[Start of Input records]

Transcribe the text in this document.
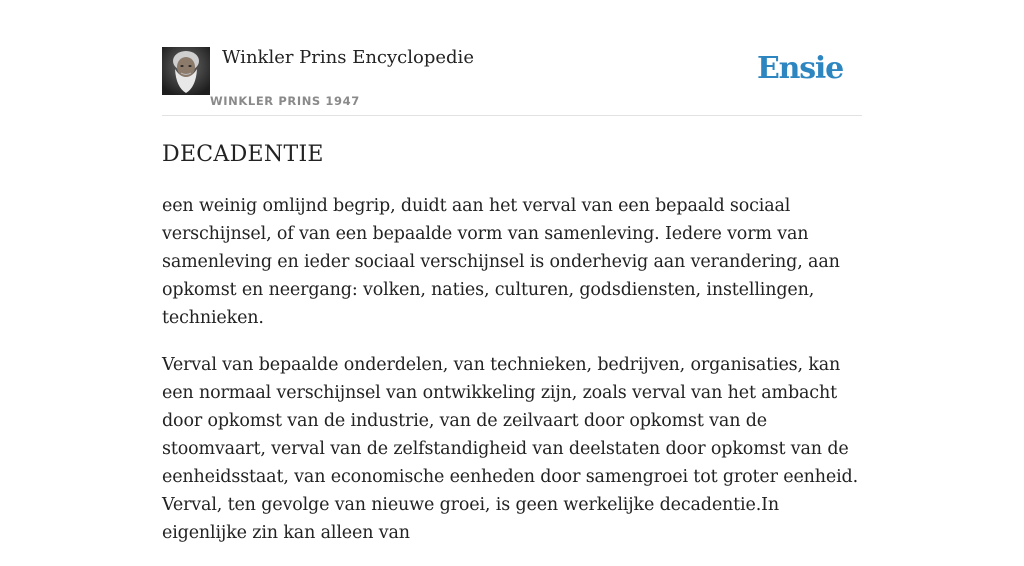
Winkler Prins Encyclopedie
WINKLER PRINS 1947
Ensie
DECADENTIE

een weinig omlijnd begrip, duidt aan het verval van een bepaald sociaal verschijnsel, of van een bepaalde vorm van samenleving. Iedere vorm van samenleving en ieder sociaal verschijnsel is onderhevig aan verandering, aan opkomst en neergang: volken, naties, culturen, godsdiensten, instellingen, technieken.

Verval van bepaalde onderdelen, van technieken, bedrijven, organisaties, kan een normaal verschijnsel van ontwikkeling zijn, zoals verval van het ambacht door opkomst van de industrie, van de zeilvaart door opkomst van de stoomvaart, verval van de zelfstandigheid van deelstaten door opkomst van de eenheidsstaat, van economische eenheden door samengroei tot groter eenheid. Verval, ten gevolge van nieuwe groei, is geen werkelijke decadentie.In eigenlijke zin kan alleen van
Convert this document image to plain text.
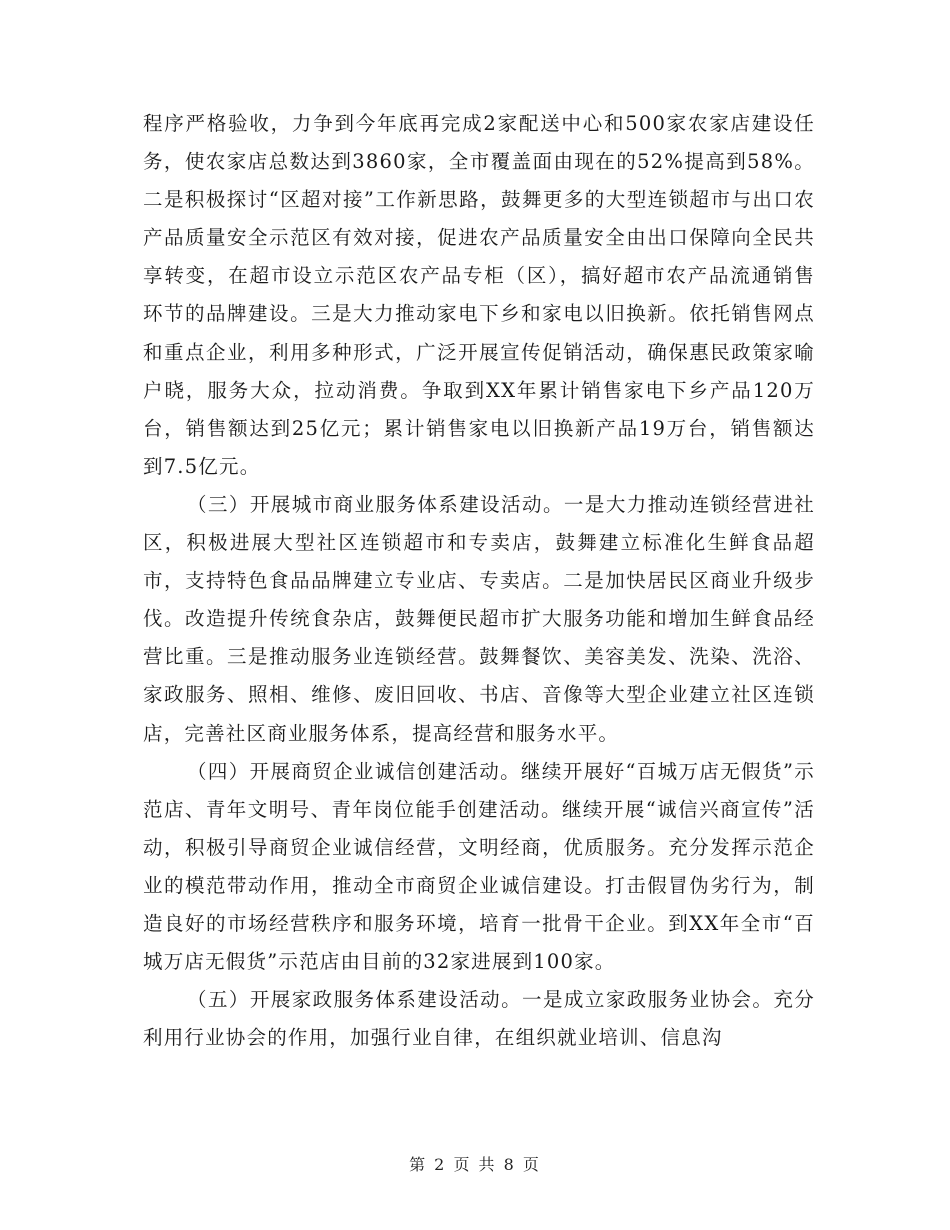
程序严格验收，力争到今年底再完成2家配送中心和500家农家店建设任务，使农家店总数达到3860家，全市覆盖面由现在的52%提高到58%。二是积极探讨“区超对接”工作新思路，鼓舞更多的大型连锁超市与出口农产品质量安全示范区有效对接，促进农产品质量安全由出口保障向全民共享转变，在超市设立示范区农产品专柜（区），搞好超市农产品流通销售环节的品牌建设。三是大力推动家电下乡和家电以旧换新。依托销售网点和重点企业，利用多种形式，广泛开展宣传促销活动，确保惠民政策家喻户晓，服务大众，拉动消费。争取到XX年累计销售家电下乡产品120万台，销售额达到25亿元；累计销售家电以旧换新产品19万台，销售额达到7.5亿元。

（三）开展城市商业服务体系建设活动。一是大力推动连锁经营进社区，积极进展大型社区连锁超市和专卖店，鼓舞建立标准化生鲜食品超市，支持特色食品品牌建立专业店、专卖店。二是加快居民区商业升级步伐。改造提升传统食杂店，鼓舞便民超市扩大服务功能和增加生鲜食品经营比重。三是推动服务业连锁经营。鼓舞餐饮、美容美发、洗染、洗浴、家政服务、照相、维修、废旧回收、书店、音像等大型企业建立社区连锁店，完善社区商业服务体系，提高经营和服务水平。

（四）开展商贸企业诚信创建活动。继续开展好“百城万店无假货”示范店、青年文明号、青年岗位能手创建活动。继续开展“诚信兴商宣传”活动，积极引导商贸企业诚信经营，文明经商，优质服务。充分发挥示范企业的模范带动作用，推动全市商贸企业诚信建设。打击假冒伪劣行为，制造良好的市场经营秩序和服务环境，培育一批骨干企业。到XX年全市“百城万店无假货”示范店由目前的32家进展到100家。

（五）开展家政服务体系建设活动。一是成立家政服务业协会。充分利用行业协会的作用，加强行业自律，在组织就业培训、信息沟

第 2 页 共 8 页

[End of Input records]

» **The request**
Extract from the material all lines containing the string "text".

» **Task answer**
Transcribe the text in this document.
Convert this document image to plain text.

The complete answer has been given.